| Provided records |
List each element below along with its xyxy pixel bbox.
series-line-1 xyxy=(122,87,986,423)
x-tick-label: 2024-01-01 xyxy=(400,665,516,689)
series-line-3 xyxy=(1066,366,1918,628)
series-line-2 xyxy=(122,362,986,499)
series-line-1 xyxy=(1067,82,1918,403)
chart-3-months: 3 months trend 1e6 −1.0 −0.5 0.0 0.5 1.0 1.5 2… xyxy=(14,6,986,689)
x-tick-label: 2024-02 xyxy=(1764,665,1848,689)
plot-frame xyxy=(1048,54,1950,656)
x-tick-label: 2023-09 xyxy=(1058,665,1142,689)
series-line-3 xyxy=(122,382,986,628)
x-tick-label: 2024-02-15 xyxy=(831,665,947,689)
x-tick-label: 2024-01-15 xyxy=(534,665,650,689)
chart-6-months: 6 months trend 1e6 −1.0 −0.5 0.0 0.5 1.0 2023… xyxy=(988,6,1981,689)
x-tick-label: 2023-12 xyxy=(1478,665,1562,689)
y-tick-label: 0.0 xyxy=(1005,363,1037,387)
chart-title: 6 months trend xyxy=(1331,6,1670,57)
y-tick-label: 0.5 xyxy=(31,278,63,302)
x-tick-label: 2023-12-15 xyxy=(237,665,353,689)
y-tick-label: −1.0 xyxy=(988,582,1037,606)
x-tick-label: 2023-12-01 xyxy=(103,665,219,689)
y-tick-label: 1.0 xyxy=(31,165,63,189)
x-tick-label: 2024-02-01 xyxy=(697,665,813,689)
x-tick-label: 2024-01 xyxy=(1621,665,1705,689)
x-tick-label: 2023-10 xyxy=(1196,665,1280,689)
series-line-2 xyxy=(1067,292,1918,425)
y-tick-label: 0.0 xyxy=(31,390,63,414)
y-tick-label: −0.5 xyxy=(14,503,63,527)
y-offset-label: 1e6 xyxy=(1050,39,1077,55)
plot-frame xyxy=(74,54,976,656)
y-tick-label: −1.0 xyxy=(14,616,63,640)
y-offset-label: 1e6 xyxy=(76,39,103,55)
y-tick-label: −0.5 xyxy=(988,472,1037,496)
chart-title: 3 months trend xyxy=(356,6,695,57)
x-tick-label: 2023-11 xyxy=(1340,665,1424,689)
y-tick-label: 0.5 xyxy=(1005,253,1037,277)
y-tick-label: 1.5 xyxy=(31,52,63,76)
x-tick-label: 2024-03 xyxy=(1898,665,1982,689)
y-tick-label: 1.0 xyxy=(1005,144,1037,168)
---
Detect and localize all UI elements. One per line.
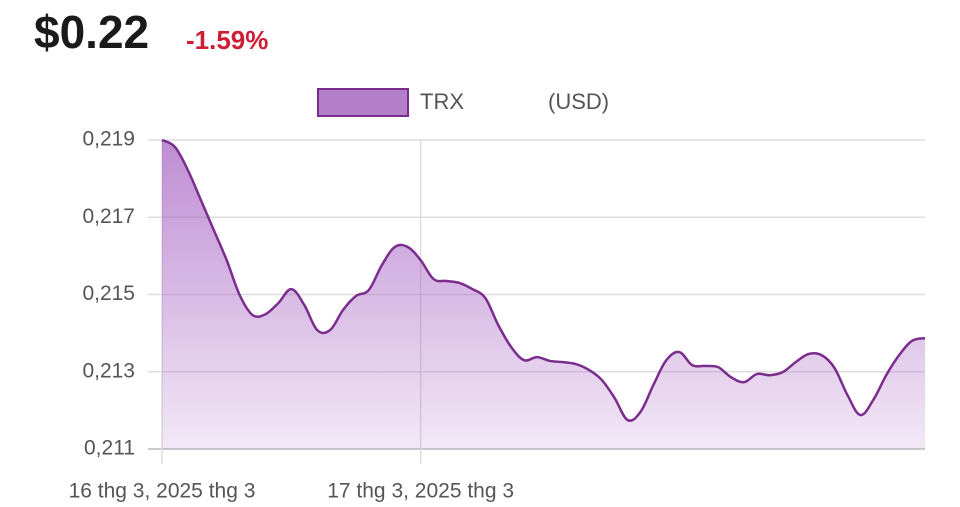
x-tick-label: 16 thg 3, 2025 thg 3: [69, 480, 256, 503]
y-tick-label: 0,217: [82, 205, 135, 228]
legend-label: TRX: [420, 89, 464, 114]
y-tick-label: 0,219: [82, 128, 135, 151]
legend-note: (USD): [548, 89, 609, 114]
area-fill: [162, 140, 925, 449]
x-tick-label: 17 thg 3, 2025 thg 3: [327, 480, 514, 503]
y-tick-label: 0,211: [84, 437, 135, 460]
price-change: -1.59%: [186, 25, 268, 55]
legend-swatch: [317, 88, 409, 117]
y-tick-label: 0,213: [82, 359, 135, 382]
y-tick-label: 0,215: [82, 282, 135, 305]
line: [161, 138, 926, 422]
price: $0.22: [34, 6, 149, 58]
...
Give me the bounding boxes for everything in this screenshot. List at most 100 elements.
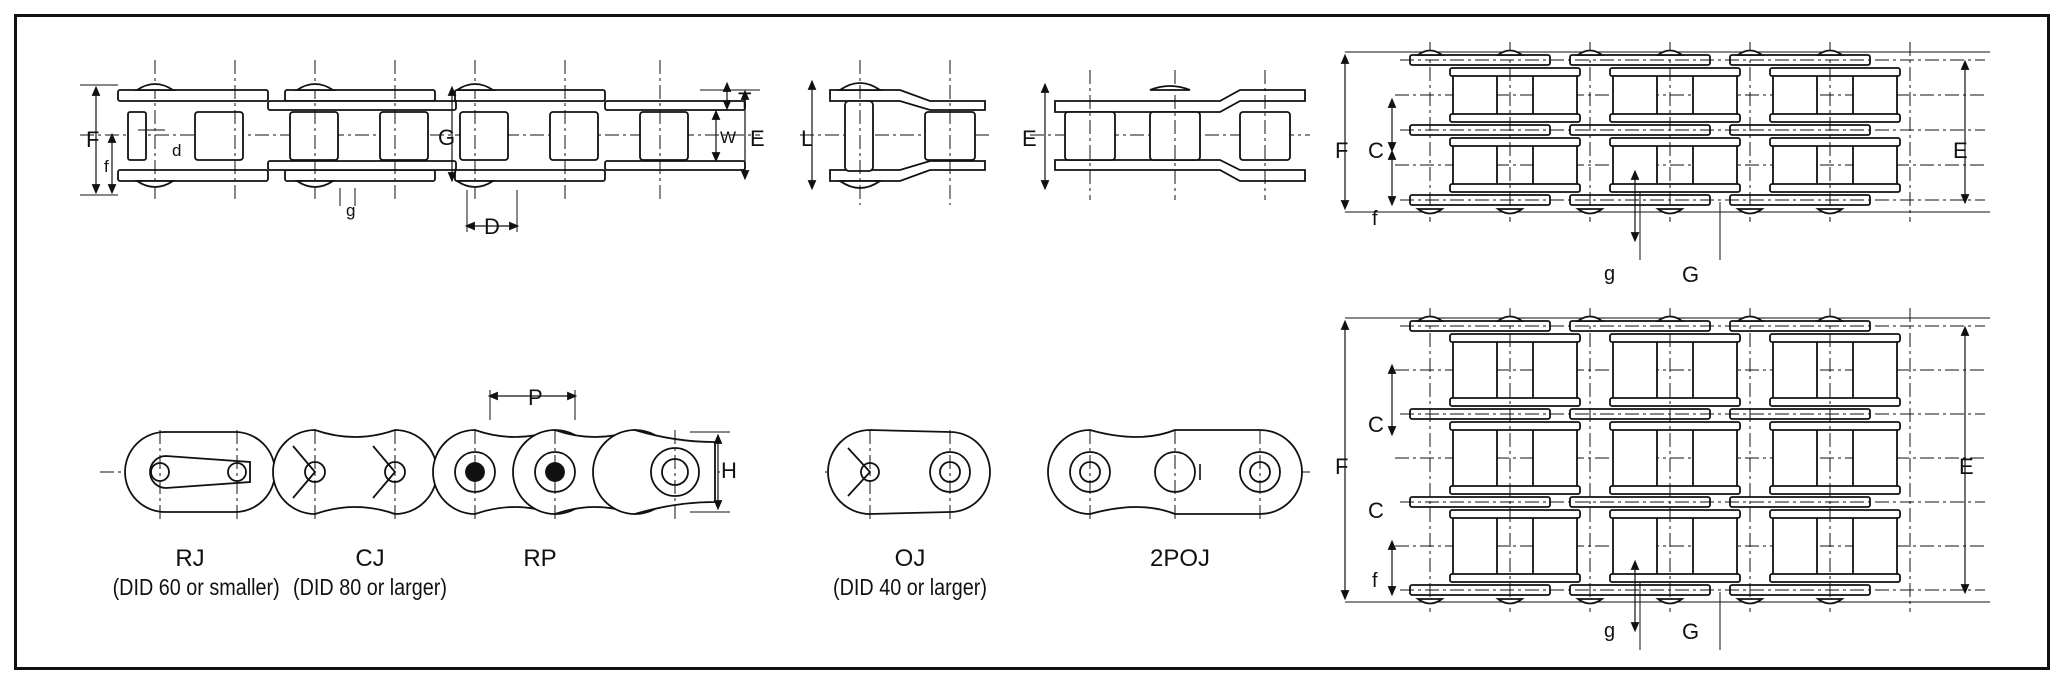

| Set problem |
Copy the data above verbatim, starting at the line with "List each element" and continuing up to and including the line with "x-tick-label: 2024-02 xyxy=(1764,665,1848,689)".

| Result of the exercise |
List each element below along with its xyxy pixel bbox.
series-line-1 xyxy=(122,87,986,423)
x-tick-label: 2024-01-01 xyxy=(400,665,516,689)
series-line-3 xyxy=(1066,366,1918,628)
series-line-2 xyxy=(122,362,986,499)
series-line-1 xyxy=(1067,82,1918,403)
chart-3-months: 3 months trend 1e6 −1.0 −0.5 0.0 0.5 1.0 1.5 2… xyxy=(14,6,986,689)
x-tick-label: 2024-02 xyxy=(1764,665,1848,689)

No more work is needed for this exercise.